Dataset entries start
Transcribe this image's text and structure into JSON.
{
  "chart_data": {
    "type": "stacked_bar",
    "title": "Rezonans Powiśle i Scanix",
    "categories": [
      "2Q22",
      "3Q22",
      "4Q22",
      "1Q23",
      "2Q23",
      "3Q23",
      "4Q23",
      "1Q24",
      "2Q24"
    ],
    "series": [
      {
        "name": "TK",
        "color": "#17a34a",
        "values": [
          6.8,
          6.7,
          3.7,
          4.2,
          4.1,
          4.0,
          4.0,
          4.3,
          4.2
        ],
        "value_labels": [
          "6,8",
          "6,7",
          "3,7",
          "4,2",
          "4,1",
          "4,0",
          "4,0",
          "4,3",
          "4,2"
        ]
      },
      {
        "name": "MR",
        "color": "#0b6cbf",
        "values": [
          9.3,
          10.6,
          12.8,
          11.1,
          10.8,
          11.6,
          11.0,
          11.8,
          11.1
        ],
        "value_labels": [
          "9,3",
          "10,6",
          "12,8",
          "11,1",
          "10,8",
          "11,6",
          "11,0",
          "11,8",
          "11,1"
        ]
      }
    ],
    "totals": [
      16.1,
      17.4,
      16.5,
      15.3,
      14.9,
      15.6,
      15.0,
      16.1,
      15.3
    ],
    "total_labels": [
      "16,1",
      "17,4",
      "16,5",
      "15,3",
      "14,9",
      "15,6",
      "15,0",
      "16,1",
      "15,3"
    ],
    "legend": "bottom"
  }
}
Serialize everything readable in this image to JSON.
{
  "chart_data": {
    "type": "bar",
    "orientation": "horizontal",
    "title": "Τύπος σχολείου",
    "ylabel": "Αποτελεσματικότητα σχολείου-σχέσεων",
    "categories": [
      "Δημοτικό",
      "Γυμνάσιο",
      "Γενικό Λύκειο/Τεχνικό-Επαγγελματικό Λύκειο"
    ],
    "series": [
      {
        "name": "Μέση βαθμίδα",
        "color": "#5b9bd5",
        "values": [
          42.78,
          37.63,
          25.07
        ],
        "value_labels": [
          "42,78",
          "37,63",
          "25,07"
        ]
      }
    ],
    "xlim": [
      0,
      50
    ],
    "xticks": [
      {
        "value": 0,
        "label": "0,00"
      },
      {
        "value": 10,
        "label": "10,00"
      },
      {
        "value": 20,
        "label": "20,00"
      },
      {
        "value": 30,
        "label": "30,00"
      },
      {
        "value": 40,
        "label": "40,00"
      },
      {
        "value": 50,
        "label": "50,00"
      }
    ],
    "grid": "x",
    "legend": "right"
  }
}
Dataset entries end
What is asked:
Your task is to return, exactly and on their own, the lines from the one containing "Serialize everything readable" through the last line of the listing.

Answer to this problem:
Serialize everything readable in this image to JSON.
{
  "chart_data": {
    "type": "bar",
    "orientation": "horizontal",
    "title": "Τύπος σχολείου",
    "ylabel": "Αποτελεσματικότητα σχολείου-σχέσεων",
    "categories": [
      "Δημοτικό",
      "Γυμνάσιο",
      "Γενικό Λύκειο/Τεχνικό-Επαγγελματικό Λύκειο"
    ],
    "series": [
      {
        "name": "Μέση βαθμίδα",
        "color": "#5b9bd5",
        "values": [
          42.78,
          37.63,
          25.07
        ],
        "value_labels": [
          "42,78",
          "37,63",
          "25,07"
        ]
      }
    ],
    "xlim": [
      0,
      50
    ],
    "xticks": [
      {
        "value": 0,
        "label": "0,00"
      },
      {
        "value": 10,
        "label": "10,00"
      },
      {
        "value": 20,
        "label": "20,00"
      },
      {
        "value": 30,
        "label": "30,00"
      },
      {
        "value": 40,
        "label": "40,00"
      },
      {
        "value": 50,
        "label": "50,00"
      }
    ],
    "grid": "x",
    "legend": "right"
  }
}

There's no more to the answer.